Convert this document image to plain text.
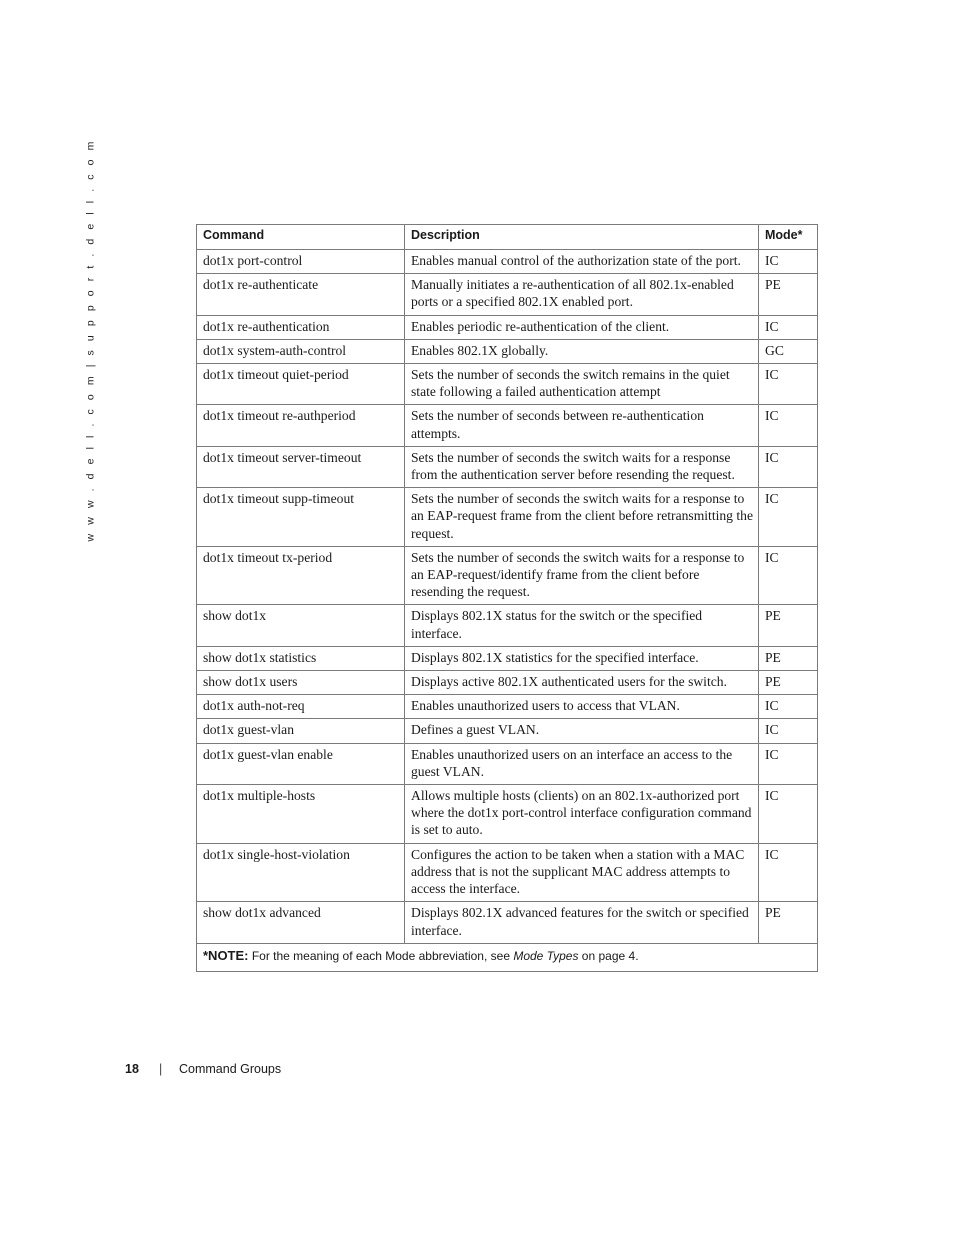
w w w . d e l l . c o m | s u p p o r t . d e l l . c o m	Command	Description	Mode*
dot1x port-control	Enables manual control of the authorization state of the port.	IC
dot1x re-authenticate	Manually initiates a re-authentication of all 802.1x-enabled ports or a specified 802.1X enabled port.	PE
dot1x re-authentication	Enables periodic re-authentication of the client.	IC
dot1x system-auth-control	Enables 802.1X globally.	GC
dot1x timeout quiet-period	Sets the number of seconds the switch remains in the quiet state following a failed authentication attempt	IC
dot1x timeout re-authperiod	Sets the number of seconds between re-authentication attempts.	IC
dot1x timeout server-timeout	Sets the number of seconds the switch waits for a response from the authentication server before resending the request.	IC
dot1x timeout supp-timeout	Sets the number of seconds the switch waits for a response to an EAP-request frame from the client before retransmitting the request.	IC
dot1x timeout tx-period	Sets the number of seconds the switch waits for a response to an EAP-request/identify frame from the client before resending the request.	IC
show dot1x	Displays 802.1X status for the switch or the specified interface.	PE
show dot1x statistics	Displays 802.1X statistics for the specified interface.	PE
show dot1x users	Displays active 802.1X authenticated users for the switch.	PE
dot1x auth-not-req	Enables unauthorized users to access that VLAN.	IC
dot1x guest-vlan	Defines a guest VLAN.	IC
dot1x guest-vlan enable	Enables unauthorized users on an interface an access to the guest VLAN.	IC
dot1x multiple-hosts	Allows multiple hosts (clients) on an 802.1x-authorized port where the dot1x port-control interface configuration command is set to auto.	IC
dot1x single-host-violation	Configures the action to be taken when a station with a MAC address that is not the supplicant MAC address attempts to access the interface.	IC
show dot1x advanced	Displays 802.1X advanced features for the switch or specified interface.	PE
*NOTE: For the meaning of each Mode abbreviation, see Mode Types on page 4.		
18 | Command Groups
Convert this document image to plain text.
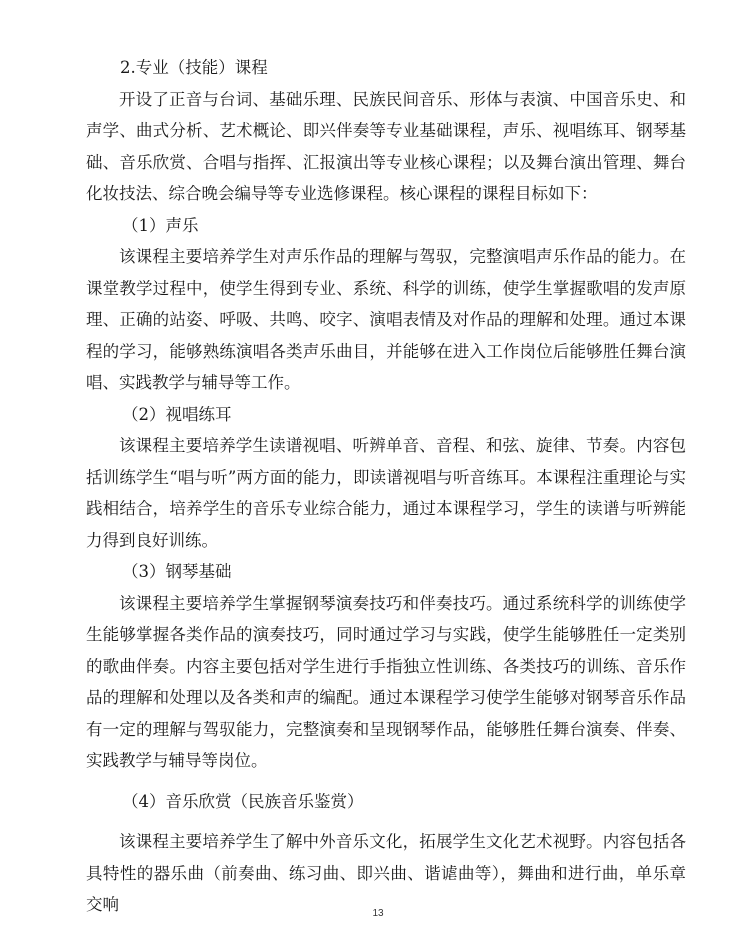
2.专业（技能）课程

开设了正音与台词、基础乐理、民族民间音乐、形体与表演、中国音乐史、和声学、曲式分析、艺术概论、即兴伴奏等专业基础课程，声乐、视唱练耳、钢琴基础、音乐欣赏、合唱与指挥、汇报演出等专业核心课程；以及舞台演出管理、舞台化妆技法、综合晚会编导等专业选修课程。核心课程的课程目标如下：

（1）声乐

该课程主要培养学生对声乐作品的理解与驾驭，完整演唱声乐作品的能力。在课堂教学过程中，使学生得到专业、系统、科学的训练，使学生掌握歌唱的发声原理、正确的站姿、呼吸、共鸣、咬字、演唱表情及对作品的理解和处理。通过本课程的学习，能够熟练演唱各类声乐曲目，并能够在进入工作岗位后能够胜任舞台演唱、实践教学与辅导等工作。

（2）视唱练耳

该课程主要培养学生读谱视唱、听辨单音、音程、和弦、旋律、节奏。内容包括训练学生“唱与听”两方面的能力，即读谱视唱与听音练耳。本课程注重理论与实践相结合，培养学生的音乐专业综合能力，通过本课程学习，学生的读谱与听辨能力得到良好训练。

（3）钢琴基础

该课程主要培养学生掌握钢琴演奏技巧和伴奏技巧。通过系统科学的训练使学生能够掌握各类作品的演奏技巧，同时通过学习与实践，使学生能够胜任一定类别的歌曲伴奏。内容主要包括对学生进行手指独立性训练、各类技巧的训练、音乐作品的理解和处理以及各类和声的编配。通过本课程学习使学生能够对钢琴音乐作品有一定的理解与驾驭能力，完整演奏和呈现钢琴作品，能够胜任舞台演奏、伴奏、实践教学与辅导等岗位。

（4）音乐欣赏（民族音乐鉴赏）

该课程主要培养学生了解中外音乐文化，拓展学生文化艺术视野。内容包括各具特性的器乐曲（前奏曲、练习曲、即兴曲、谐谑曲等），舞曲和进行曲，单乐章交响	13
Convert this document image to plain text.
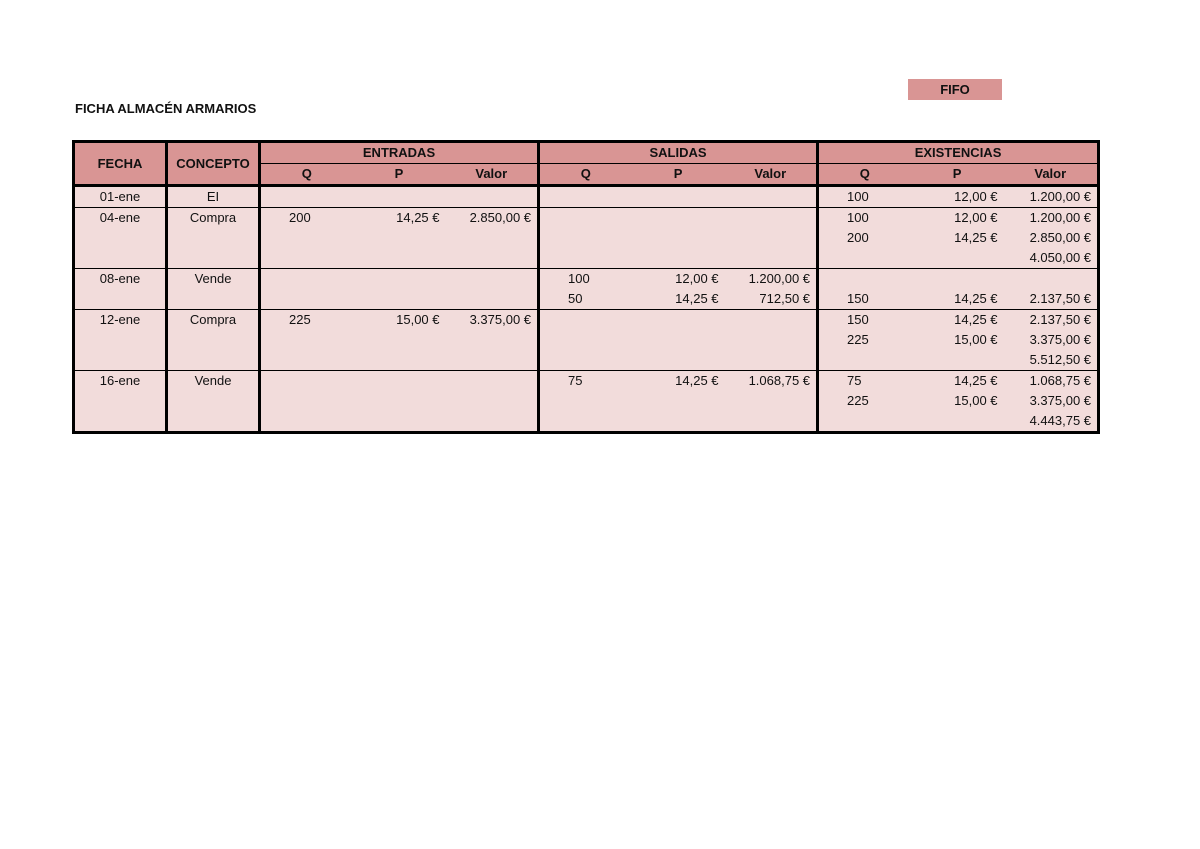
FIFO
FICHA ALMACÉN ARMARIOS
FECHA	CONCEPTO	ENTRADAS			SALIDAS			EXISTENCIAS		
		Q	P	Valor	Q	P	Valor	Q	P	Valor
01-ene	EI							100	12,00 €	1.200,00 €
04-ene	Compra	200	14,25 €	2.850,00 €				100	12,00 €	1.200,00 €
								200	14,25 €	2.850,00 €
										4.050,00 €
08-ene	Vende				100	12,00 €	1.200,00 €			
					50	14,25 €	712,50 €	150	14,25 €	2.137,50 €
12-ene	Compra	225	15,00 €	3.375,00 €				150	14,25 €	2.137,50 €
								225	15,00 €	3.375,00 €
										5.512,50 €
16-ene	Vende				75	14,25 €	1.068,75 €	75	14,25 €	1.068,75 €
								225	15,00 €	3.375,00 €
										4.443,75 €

**Problem description:** Take the listing and print it again exactly, but without any pictures.

**The solution:**
Convert this document image to plain text.
w w w . d e l l . c o m | s u p p o r t . d e l l . c o m	Command	Description	Mode*
dot1x port-control	Enables manual control of the authorization state of the port.	IC
dot1x re-authenticate	Manually initiates a re-authentication of all 802.1x-enabled ports or a specified 802.1X enabled port.	PE
dot1x re-authentication	Enables periodic re-authentication of the client.	IC
dot1x system-auth-control	Enables 802.1X globally.	GC
dot1x timeout quiet-period	Sets the number of seconds the switch remains in the quiet state following a failed authentication attempt	IC
dot1x timeout re-authperiod	Sets the number of seconds between re-authentication attempts.	IC
dot1x timeout server-timeout	Sets the number of seconds the switch waits for a response from the authentication server before resending the request.	IC
dot1x timeout supp-timeout	Sets the number of seconds the switch waits for a response to an EAP-request frame from the client before retransmitting the request.	IC
dot1x timeout tx-period	Sets the number of seconds the switch waits for a response to an EAP-request/identify frame from the client before resending the request.	IC
show dot1x	Displays 802.1X status for the switch or the specified interface.	PE
show dot1x statistics	Displays 802.1X statistics for the specified interface.	PE
show dot1x users	Displays active 802.1X authenticated users for the switch.	PE
dot1x auth-not-req	Enables unauthorized users to access that VLAN.	IC
dot1x guest-vlan	Defines a guest VLAN.	IC
dot1x guest-vlan enable	Enables unauthorized users on an interface an access to the guest VLAN.	IC
dot1x multiple-hosts	Allows multiple hosts (clients) on an 802.1x-authorized port where the dot1x port-control interface configuration command is set to auto.	IC
dot1x single-host-violation	Configures the action to be taken when a station with a MAC address that is not the supplicant MAC address attempts to access the interface.	IC
show dot1x advanced	Displays 802.1X advanced features for the switch or specified interface.	PE
*NOTE: For the meaning of each Mode abbreviation, see Mode Types on page 4.		
18 | Command Groups
Convert this document image to plain text.
2.专业（技能）课程

开设了正音与台词、基础乐理、民族民间音乐、形体与表演、中国音乐史、和声学、曲式分析、艺术概论、即兴伴奏等专业基础课程，声乐、视唱练耳、钢琴基础、音乐欣赏、合唱与指挥、汇报演出等专业核心课程；以及舞台演出管理、舞台化妆技法、综合晚会编导等专业选修课程。核心课程的课程目标如下：

（1）声乐

该课程主要培养学生对声乐作品的理解与驾驭，完整演唱声乐作品的能力。在课堂教学过程中，使学生得到专业、系统、科学的训练，使学生掌握歌唱的发声原理、正确的站姿、呼吸、共鸣、咬字、演唱表情及对作品的理解和处理。通过本课程的学习，能够熟练演唱各类声乐曲目，并能够在进入工作岗位后能够胜任舞台演唱、实践教学与辅导等工作。

（2）视唱练耳

该课程主要培养学生读谱视唱、听辨单音、音程、和弦、旋律、节奏。内容包括训练学生“唱与听”两方面的能力，即读谱视唱与听音练耳。本课程注重理论与实践相结合，培养学生的音乐专业综合能力，通过本课程学习，学生的读谱与听辨能力得到良好训练。

（3）钢琴基础

该课程主要培养学生掌握钢琴演奏技巧和伴奏技巧。通过系统科学的训练使学生能够掌握各类作品的演奏技巧，同时通过学习与实践，使学生能够胜任一定类别的歌曲伴奏。内容主要包括对学生进行手指独立性训练、各类技巧的训练、音乐作品的理解和处理以及各类和声的编配。通过本课程学习使学生能够对钢琴音乐作品有一定的理解与驾驭能力，完整演奏和呈现钢琴作品，能够胜任舞台演奏、伴奏、实践教学与辅导等岗位。

（4）音乐欣赏（民族音乐鉴赏）

该课程主要培养学生了解中外音乐文化，拓展学生文化艺术视野。内容包括各具特性的器乐曲（前奏曲、练习曲、即兴曲、谐谑曲等），舞曲和进行曲，单乐章交响	13
Convert this document image to plain text.
FIFO
FICHA ALMACÉN ARMARIOS
FECHA	CONCEPTO	ENTRADAS			SALIDAS			EXISTENCIAS		
		Q	P	Valor	Q	P	Valor	Q	P	Valor
01-ene	EI							100	12,00 €	1.200,00 €
04-ene	Compra	200	14,25 €	2.850,00 €				100	12,00 €	1.200,00 €
								200	14,25 €	2.850,00 €
										4.050,00 €
08-ene	Vende				100	12,00 €	1.200,00 €			
					50	14,25 €	712,50 €	150	14,25 €	2.137,50 €
12-ene	Compra	225	15,00 €	3.375,00 €				150	14,25 €	2.137,50 €
								225	15,00 €	3.375,00 €
										5.512,50 €
16-ene	Vende				75	14,25 €	1.068,75 €	75	14,25 €	1.068,75 €
								225	15,00 €	3.375,00 €
										4.443,75 €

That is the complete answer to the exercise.